- [The problem]: Reproduce the records below in full and word for word, excluding pictures.

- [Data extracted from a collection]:
__________________________________________________
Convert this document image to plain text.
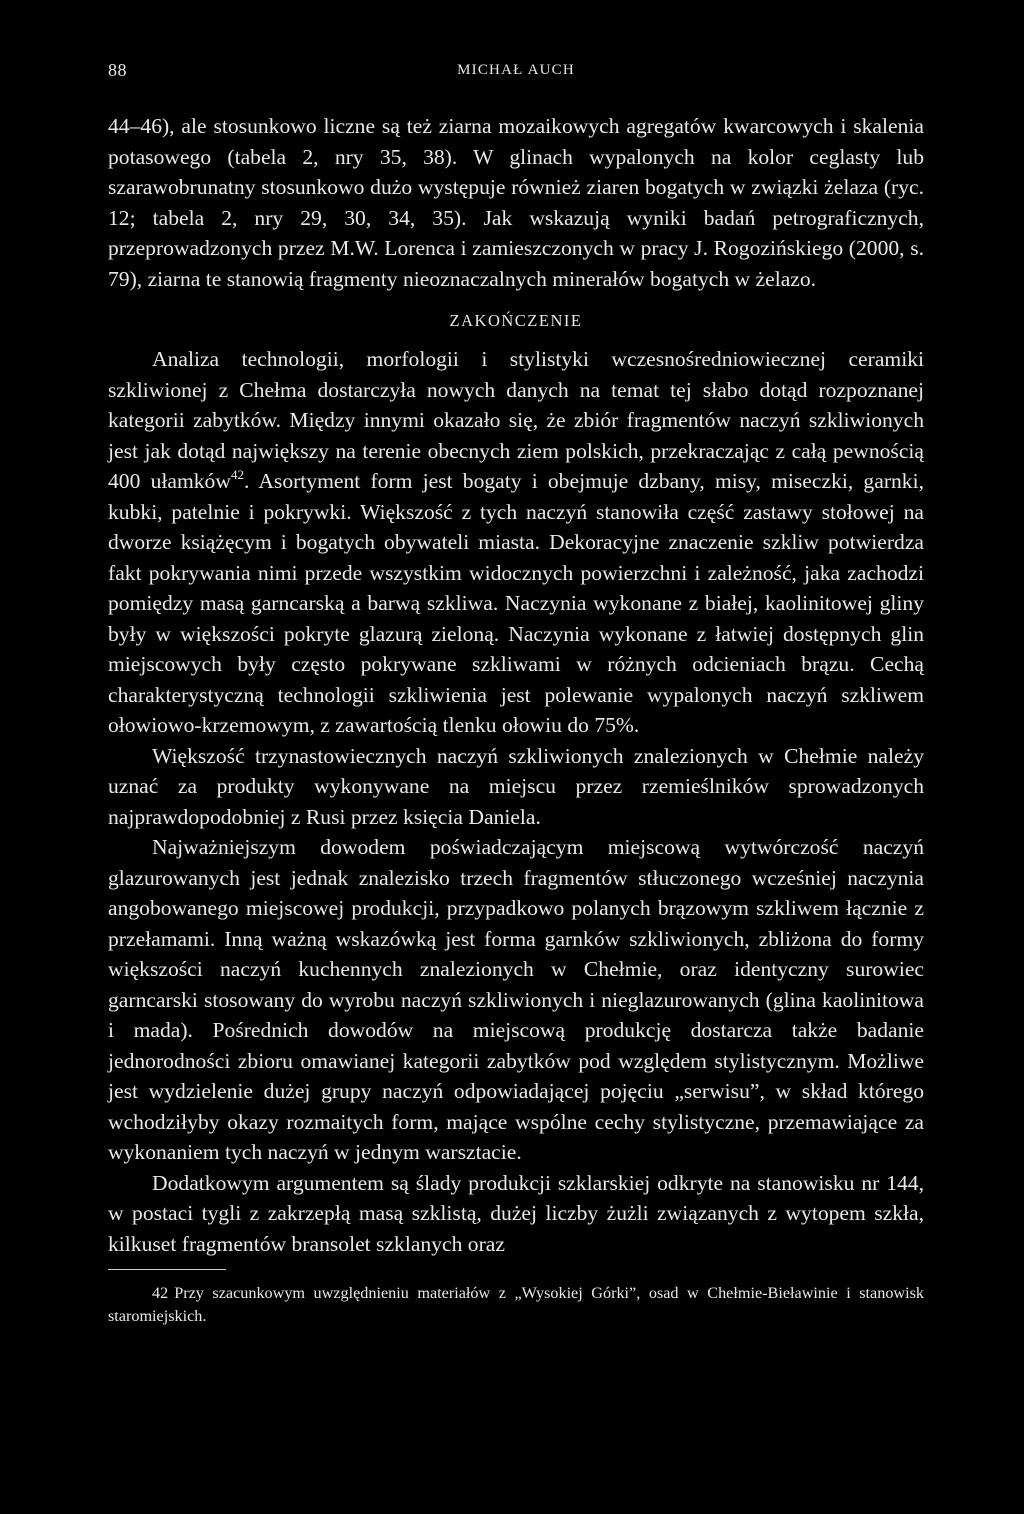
88	MICHAŁ AUCH

44–46), ale stosunkowo liczne są też ziarna mozaikowych agregatów kwarcowych i skalenia potasowego (tabela 2, nry 35, 38). W glinach wypalonych na kolor ceglasty lub szarawobrunatny stosunkowo dużo występuje również ziaren bogatych w związki żelaza (ryc. 12; tabela 2, nry 29, 30, 34, 35). Jak wskazują wyniki badań petrograficznych, przeprowadzonych przez M.W. Lorenca i zamieszczonych w pracy J. Rogozińskiego (2000, s. 79), ziarna te stanowią fragmenty nieoznaczalnych minerałów bogatych w żelazo.

ZAKOŃCZENIE

Analiza technologii, morfologii i stylistyki wczesnośredniowiecznej ceramiki szkliwionej z Chełma dostarczyła nowych danych na temat tej słabo dotąd rozpoznanej kategorii zabytków. Między innymi okazało się, że zbiór fragmentów naczyń szkliwionych jest jak dotąd największy na terenie obecnych ziem polskich, przekraczając z całą pewnością 400 ułamków$^{42}$. Asortyment form jest bogaty i obejmuje dzbany, misy, miseczki, garnki, kubki, patelnie i pokrywki. Większość z tych naczyń stanowiła część zastawy stołowej na dworze książęcym i bogatych obywateli miasta. Dekoracyjne znaczenie szkliw potwierdza fakt pokrywania nimi przede wszystkim widocznych powierzchni i zależność, jaka zachodzi pomiędzy masą garncarską a barwą szkliwa. Naczynia wykonane z białej, kaolinitowej gliny były w większości pokryte glazurą zieloną. Naczynia wykonane z łatwiej dostępnych glin miejscowych były często pokrywane szkliwami w różnych odcieniach brązu. Cechą charakterystyczną technologii szkliwienia jest polewanie wypalonych naczyń szkliwem ołowiowo-krzemowym, z zawartością tlenku ołowiu do 75%.

Większość trzynastowiecznych naczyń szkliwionych znalezionych w Chełmie należy uznać za produkty wykonywane na miejscu przez rzemieślników sprowadzonych najprawdopodobniej z Rusi przez księcia Daniela.

Najważniejszym dowodem poświadczającym miejscową wytwórczość naczyń glazurowanych jest jednak znalezisko trzech fragmentów stłuczonego wcześniej naczynia angobowanego miejscowej produkcji, przypadkowo polanych brązowym szkliwem łącznie z przełamami. Inną ważną wskazówką jest forma garnków szkliwionych, zbliżona do formy większości naczyń kuchennych znalezionych w Chełmie, oraz identyczny surowiec garncarski stosowany do wyrobu naczyń szkliwionych i nieglazurowanych (glina kaolinitowa i mada). Pośrednich dowodów na miejscową produkcję dostarcza także badanie jednorodności zbioru omawianej kategorii zabytków pod względem stylistycznym. Możliwe jest wydzielenie dużej grupy naczyń odpowiadającej pojęciu „serwisu”, w skład którego wchodziłyby okazy rozmaitych form, mające wspólne cechy stylistyczne, przemawiające za wykonaniem tych naczyń w jednym warsztacie.

Dodatkowym argumentem są ślady produkcji szklarskiej odkryte na stanowisku nr 144, w postaci tygli z zakrzepłą masą szklistą, dużej liczby żużli związanych z wytopem szkła, kilkuset fragmentów bransolet szklanych oraz

42 Przy szacunkowym uwzględnieniu materiałów z „Wysokiej Górki”, osad w Chełmie-Bieławinie i stanowisk staromiejskich.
__________________________________________________
- [Full response]:
Convert this document image to plain text.
88	MICHAŁ AUCH

44–46), ale stosunkowo liczne są też ziarna mozaikowych agregatów kwarcowych i skalenia potasowego (tabela 2, nry 35, 38). W glinach wypalonych na kolor ceglasty lub szarawobrunatny stosunkowo dużo występuje również ziaren bogatych w związki żelaza (ryc. 12; tabela 2, nry 29, 30, 34, 35). Jak wskazują wyniki badań petrograficznych, przeprowadzonych przez M.W. Lorenca i zamieszczonych w pracy J. Rogozińskiego (2000, s. 79), ziarna te stanowią fragmenty nieoznaczalnych minerałów bogatych w żelazo.

ZAKOŃCZENIE

Analiza technologii, morfologii i stylistyki wczesnośredniowiecznej ceramiki szkliwionej z Chełma dostarczyła nowych danych na temat tej słabo dotąd rozpoznanej kategorii zabytków. Między innymi okazało się, że zbiór fragmentów naczyń szkliwionych jest jak dotąd największy na terenie obecnych ziem polskich, przekraczając z całą pewnością 400 ułamków$^{42}$. Asortyment form jest bogaty i obejmuje dzbany, misy, miseczki, garnki, kubki, patelnie i pokrywki. Większość z tych naczyń stanowiła część zastawy stołowej na dworze książęcym i bogatych obywateli miasta. Dekoracyjne znaczenie szkliw potwierdza fakt pokrywania nimi przede wszystkim widocznych powierzchni i zależność, jaka zachodzi pomiędzy masą garncarską a barwą szkliwa. Naczynia wykonane z białej, kaolinitowej gliny były w większości pokryte glazurą zieloną. Naczynia wykonane z łatwiej dostępnych glin miejscowych były często pokrywane szkliwami w różnych odcieniach brązu. Cechą charakterystyczną technologii szkliwienia jest polewanie wypalonych naczyń szkliwem ołowiowo-krzemowym, z zawartością tlenku ołowiu do 75%.

Większość trzynastowiecznych naczyń szkliwionych znalezionych w Chełmie należy uznać za produkty wykonywane na miejscu przez rzemieślników sprowadzonych najprawdopodobniej z Rusi przez księcia Daniela.

Najważniejszym dowodem poświadczającym miejscową wytwórczość naczyń glazurowanych jest jednak znalezisko trzech fragmentów stłuczonego wcześniej naczynia angobowanego miejscowej produkcji, przypadkowo polanych brązowym szkliwem łącznie z przełamami. Inną ważną wskazówką jest forma garnków szkliwionych, zbliżona do formy większości naczyń kuchennych znalezionych w Chełmie, oraz identyczny surowiec garncarski stosowany do wyrobu naczyń szkliwionych i nieglazurowanych (glina kaolinitowa i mada). Pośrednich dowodów na miejscową produkcję dostarcza także badanie jednorodności zbioru omawianej kategorii zabytków pod względem stylistycznym. Możliwe jest wydzielenie dużej grupy naczyń odpowiadającej pojęciu „serwisu”, w skład którego wchodziłyby okazy rozmaitych form, mające wspólne cechy stylistyczne, przemawiające za wykonaniem tych naczyń w jednym warsztacie.

Dodatkowym argumentem są ślady produkcji szklarskiej odkryte na stanowisku nr 144, w postaci tygli z zakrzepłą masą szklistą, dużej liczby żużli związanych z wytopem szkła, kilkuset fragmentów bransolet szklanych oraz

42 Przy szacunkowym uwzględnieniu materiałów z „Wysokiej Górki”, osad w Chełmie-Bieławinie i stanowisk staromiejskich.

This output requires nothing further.